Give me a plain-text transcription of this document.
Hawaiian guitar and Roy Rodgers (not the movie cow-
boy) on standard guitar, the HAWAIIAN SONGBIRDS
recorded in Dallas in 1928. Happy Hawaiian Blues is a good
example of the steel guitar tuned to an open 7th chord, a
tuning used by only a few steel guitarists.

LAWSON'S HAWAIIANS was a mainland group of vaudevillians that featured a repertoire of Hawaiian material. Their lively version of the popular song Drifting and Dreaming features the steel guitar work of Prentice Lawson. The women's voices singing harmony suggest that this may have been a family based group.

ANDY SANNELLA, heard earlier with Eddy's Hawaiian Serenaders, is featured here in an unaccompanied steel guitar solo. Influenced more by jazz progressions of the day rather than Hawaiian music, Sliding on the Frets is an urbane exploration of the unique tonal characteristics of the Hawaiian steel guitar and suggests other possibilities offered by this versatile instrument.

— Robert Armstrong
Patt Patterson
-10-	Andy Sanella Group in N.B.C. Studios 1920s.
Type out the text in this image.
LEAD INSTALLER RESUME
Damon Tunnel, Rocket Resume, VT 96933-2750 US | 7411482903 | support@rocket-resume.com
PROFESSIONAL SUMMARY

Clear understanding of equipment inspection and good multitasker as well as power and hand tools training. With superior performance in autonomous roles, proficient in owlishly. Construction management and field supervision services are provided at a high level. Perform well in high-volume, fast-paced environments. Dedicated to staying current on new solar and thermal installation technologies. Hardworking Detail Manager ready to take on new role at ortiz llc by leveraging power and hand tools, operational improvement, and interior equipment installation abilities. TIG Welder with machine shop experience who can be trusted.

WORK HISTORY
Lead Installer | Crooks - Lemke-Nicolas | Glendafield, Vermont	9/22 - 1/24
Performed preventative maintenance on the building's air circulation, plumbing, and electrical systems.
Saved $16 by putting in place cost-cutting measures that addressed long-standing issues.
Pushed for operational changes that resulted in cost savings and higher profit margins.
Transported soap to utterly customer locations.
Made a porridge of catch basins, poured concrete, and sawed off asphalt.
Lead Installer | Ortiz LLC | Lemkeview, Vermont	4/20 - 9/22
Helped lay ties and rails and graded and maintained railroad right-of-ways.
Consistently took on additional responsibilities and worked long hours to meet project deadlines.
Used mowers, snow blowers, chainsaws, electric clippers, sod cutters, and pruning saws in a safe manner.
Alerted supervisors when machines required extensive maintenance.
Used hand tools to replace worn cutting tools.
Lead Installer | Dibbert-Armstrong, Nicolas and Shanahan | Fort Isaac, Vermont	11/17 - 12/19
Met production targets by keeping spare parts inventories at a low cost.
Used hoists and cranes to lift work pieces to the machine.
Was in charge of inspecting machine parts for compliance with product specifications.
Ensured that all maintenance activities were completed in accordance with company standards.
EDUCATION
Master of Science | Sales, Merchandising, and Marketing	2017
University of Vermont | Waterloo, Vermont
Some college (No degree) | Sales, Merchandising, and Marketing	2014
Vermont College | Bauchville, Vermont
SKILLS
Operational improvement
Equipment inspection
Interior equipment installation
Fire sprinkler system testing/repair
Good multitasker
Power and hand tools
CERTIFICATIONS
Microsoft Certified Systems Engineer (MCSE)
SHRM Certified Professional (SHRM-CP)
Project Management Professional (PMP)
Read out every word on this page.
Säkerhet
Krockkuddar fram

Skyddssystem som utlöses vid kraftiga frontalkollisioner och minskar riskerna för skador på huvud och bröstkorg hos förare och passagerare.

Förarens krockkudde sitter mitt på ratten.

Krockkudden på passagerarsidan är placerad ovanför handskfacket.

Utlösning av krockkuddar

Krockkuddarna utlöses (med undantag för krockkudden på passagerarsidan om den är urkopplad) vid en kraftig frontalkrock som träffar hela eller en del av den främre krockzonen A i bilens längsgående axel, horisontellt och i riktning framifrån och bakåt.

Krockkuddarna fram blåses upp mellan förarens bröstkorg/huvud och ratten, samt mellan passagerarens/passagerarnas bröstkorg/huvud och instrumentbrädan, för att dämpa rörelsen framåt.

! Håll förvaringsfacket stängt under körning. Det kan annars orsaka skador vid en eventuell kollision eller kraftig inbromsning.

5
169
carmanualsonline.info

::::

• _Task description_
Transcribe every entry exactly.

• _Output for this task_
Give me a plain-text transcription of this document.
Hawaiian guitar and Roy Rodgers (not the movie cow-
boy) on standard guitar, the HAWAIIAN SONGBIRDS
recorded in Dallas in 1928. Happy Hawaiian Blues is a good
example of the steel guitar tuned to an open 7th chord, a
tuning used by only a few steel guitarists.

LAWSON'S HAWAIIANS was a mainland group of vaudevillians that featured a repertoire of Hawaiian material. Their lively version of the popular song Drifting and Dreaming features the steel guitar work of Prentice Lawson. The women's voices singing harmony suggest that this may have been a family based group.

ANDY SANNELLA, heard earlier with Eddy's Hawaiian Serenaders, is featured here in an unaccompanied steel guitar solo. Influenced more by jazz progressions of the day rather than Hawaiian music, Sliding on the Frets is an urbane exploration of the unique tonal characteristics of the Hawaiian steel guitar and suggests other possibilities offered by this versatile instrument.

— Robert Armstrong
Patt Patterson
-10-	Andy Sanella Group in N.B.C. Studios 1920s.
Type out the text in this image.
LEAD INSTALLER RESUME
Damon Tunnel, Rocket Resume, VT 96933-2750 US | 7411482903 | support@rocket-resume.com
PROFESSIONAL SUMMARY

Clear understanding of equipment inspection and good multitasker as well as power and hand tools training. With superior performance in autonomous roles, proficient in owlishly. Construction management and field supervision services are provided at a high level. Perform well in high-volume, fast-paced environments. Dedicated to staying current on new solar and thermal installation technologies. Hardworking Detail Manager ready to take on new role at ortiz llc by leveraging power and hand tools, operational improvement, and interior equipment installation abilities. TIG Welder with machine shop experience who can be trusted.

WORK HISTORY
Lead Installer | Crooks - Lemke-Nicolas | Glendafield, Vermont	9/22 - 1/24
Performed preventative maintenance on the building's air circulation, plumbing, and electrical systems.
Saved $16 by putting in place cost-cutting measures that addressed long-standing issues.
Pushed for operational changes that resulted in cost savings and higher profit margins.
Transported soap to utterly customer locations.
Made a porridge of catch basins, poured concrete, and sawed off asphalt.
Lead Installer | Ortiz LLC | Lemkeview, Vermont	4/20 - 9/22
Helped lay ties and rails and graded and maintained railroad right-of-ways.
Consistently took on additional responsibilities and worked long hours to meet project deadlines.
Used mowers, snow blowers, chainsaws, electric clippers, sod cutters, and pruning saws in a safe manner.
Alerted supervisors when machines required extensive maintenance.
Used hand tools to replace worn cutting tools.
Lead Installer | Dibbert-Armstrong, Nicolas and Shanahan | Fort Isaac, Vermont	11/17 - 12/19
Met production targets by keeping spare parts inventories at a low cost.
Used hoists and cranes to lift work pieces to the machine.
Was in charge of inspecting machine parts for compliance with product specifications.
Ensured that all maintenance activities were completed in accordance with company standards.
EDUCATION
Master of Science | Sales, Merchandising, and Marketing	2017
University of Vermont | Waterloo, Vermont
Some college (No degree) | Sales, Merchandising, and Marketing	2014
Vermont College | Bauchville, Vermont
SKILLS
Operational improvement
Equipment inspection
Interior equipment installation
Fire sprinkler system testing/repair
Good multitasker
Power and hand tools
CERTIFICATIONS
Microsoft Certified Systems Engineer (MCSE)
SHRM Certified Professional (SHRM-CP)
Project Management Professional (PMP)
Read out every word on this page.
Säkerhet
Krockkuddar fram

Skyddssystem som utlöses vid kraftiga frontalkollisioner och minskar riskerna för skador på huvud och bröstkorg hos förare och passagerare.

Förarens krockkudde sitter mitt på ratten.

Krockkudden på passagerarsidan är placerad ovanför handskfacket.

Utlösning av krockkuddar

Krockkuddarna utlöses (med undantag för krockkudden på passagerarsidan om den är urkopplad) vid en kraftig frontalkrock som träffar hela eller en del av den främre krockzonen A i bilens längsgående axel, horisontellt och i riktning framifrån och bakåt.

Krockkuddarna fram blåses upp mellan förarens bröstkorg/huvud och ratten, samt mellan passagerarens/passagerarnas bröstkorg/huvud och instrumentbrädan, för att dämpa rörelsen framåt.

! Håll förvaringsfacket stängt under körning. Det kan annars orsaka skador vid en eventuell kollision eller kraftig inbromsning.

5
169
carmanualsonline.info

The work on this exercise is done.